Set out each line from the following listing that includes the word "JSON".

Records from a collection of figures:
■ ■ ■

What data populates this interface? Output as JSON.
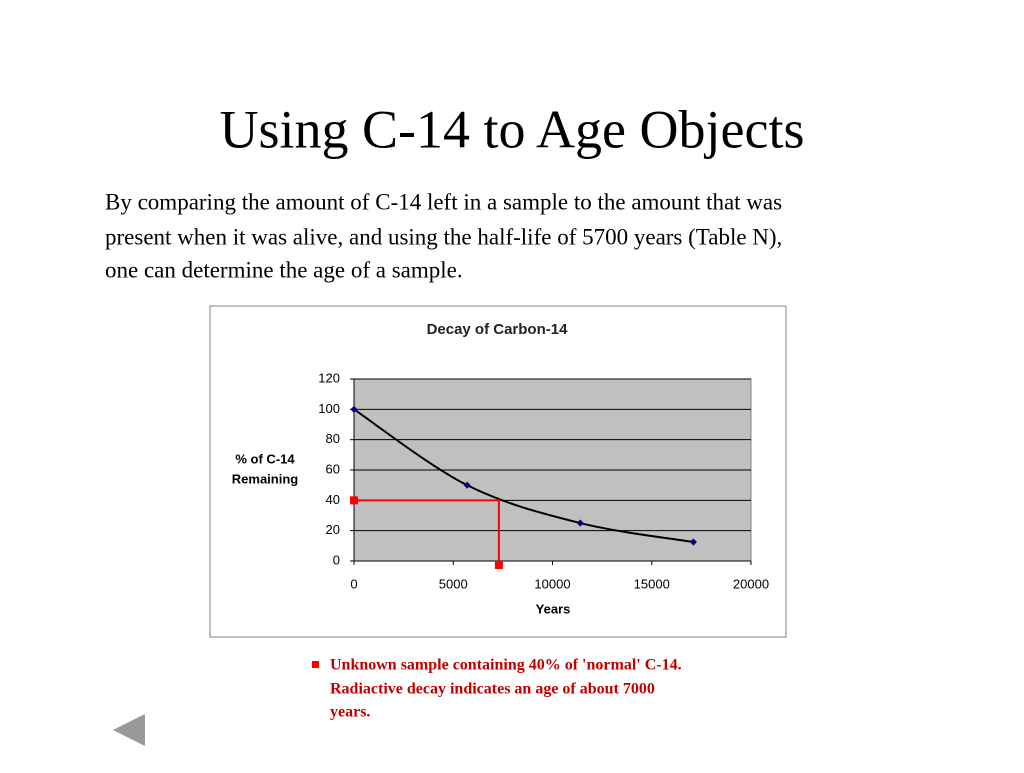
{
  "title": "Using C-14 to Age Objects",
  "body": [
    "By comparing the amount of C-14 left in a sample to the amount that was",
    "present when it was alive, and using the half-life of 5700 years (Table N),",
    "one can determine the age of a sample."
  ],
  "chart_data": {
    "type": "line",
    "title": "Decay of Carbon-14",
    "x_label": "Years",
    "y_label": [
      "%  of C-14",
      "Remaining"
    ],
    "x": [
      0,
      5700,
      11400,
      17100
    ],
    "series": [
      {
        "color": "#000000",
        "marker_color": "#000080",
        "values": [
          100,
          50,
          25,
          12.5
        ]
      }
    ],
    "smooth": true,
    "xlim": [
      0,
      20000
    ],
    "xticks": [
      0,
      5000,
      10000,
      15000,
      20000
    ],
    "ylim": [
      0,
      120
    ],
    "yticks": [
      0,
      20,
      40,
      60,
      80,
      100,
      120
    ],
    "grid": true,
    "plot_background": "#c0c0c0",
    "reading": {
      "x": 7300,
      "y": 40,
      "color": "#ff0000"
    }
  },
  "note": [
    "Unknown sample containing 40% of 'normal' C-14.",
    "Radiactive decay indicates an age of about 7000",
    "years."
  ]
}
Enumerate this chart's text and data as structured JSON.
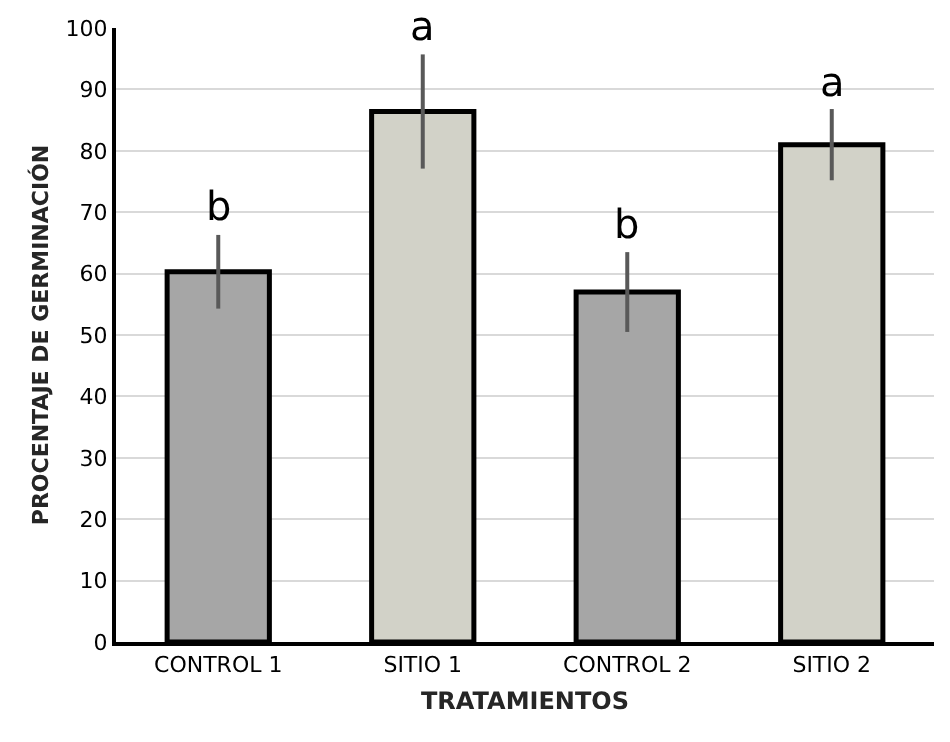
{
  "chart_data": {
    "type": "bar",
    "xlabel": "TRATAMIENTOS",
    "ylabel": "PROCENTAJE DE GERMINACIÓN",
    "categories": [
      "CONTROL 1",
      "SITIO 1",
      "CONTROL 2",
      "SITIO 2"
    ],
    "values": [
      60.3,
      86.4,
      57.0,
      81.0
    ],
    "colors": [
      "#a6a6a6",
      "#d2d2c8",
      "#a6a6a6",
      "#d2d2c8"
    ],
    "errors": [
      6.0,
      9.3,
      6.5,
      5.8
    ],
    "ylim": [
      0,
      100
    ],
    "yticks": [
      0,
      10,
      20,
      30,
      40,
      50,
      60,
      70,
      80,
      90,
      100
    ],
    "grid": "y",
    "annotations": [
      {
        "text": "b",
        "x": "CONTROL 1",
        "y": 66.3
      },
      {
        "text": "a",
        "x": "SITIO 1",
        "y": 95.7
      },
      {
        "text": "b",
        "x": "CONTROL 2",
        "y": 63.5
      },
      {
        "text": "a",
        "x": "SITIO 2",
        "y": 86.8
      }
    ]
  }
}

■ ■ ■

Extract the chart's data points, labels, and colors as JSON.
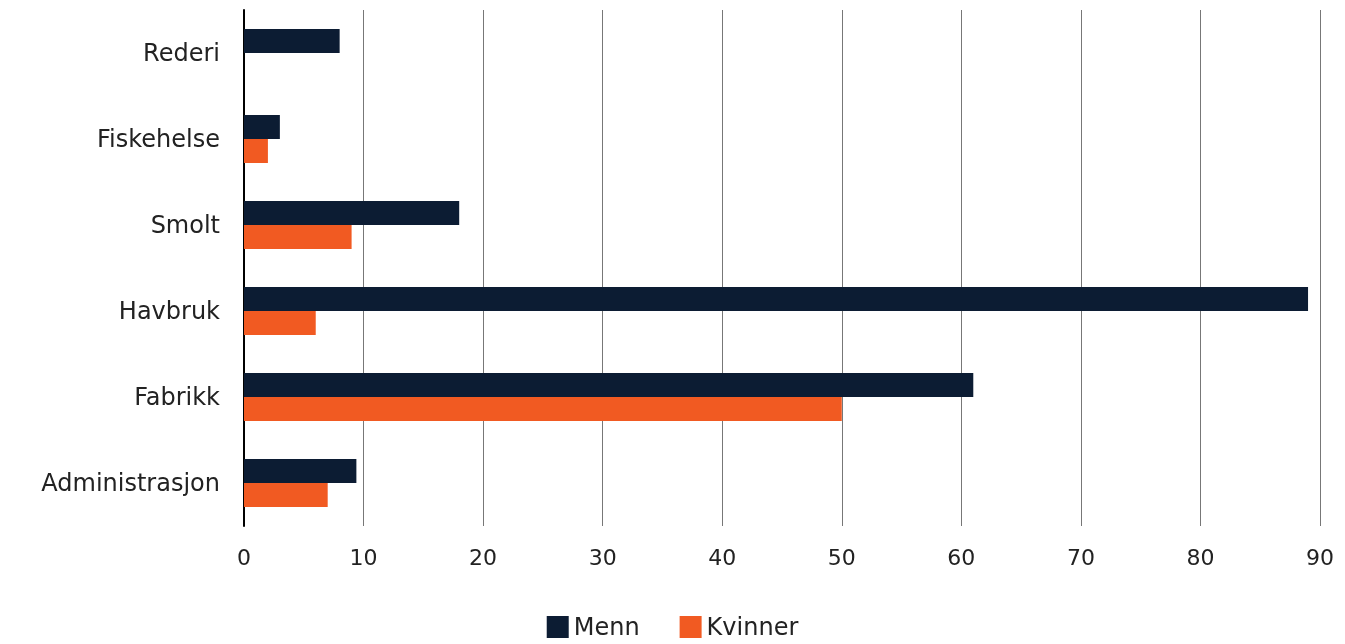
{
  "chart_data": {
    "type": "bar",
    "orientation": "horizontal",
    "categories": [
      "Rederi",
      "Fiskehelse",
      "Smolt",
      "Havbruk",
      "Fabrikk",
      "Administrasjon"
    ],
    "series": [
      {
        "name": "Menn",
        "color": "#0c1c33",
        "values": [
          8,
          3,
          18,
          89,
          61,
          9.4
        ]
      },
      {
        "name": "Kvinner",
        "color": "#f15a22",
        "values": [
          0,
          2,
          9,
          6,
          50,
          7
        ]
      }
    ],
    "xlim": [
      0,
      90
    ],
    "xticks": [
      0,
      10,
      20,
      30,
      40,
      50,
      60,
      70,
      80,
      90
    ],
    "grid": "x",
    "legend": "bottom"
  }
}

■ ■ ■

Response:
What data populates this interface? Output as JSON.
Enumerate this chart's text and data as structured JSON.
Extract the chart's data points, labels, and colors as JSON.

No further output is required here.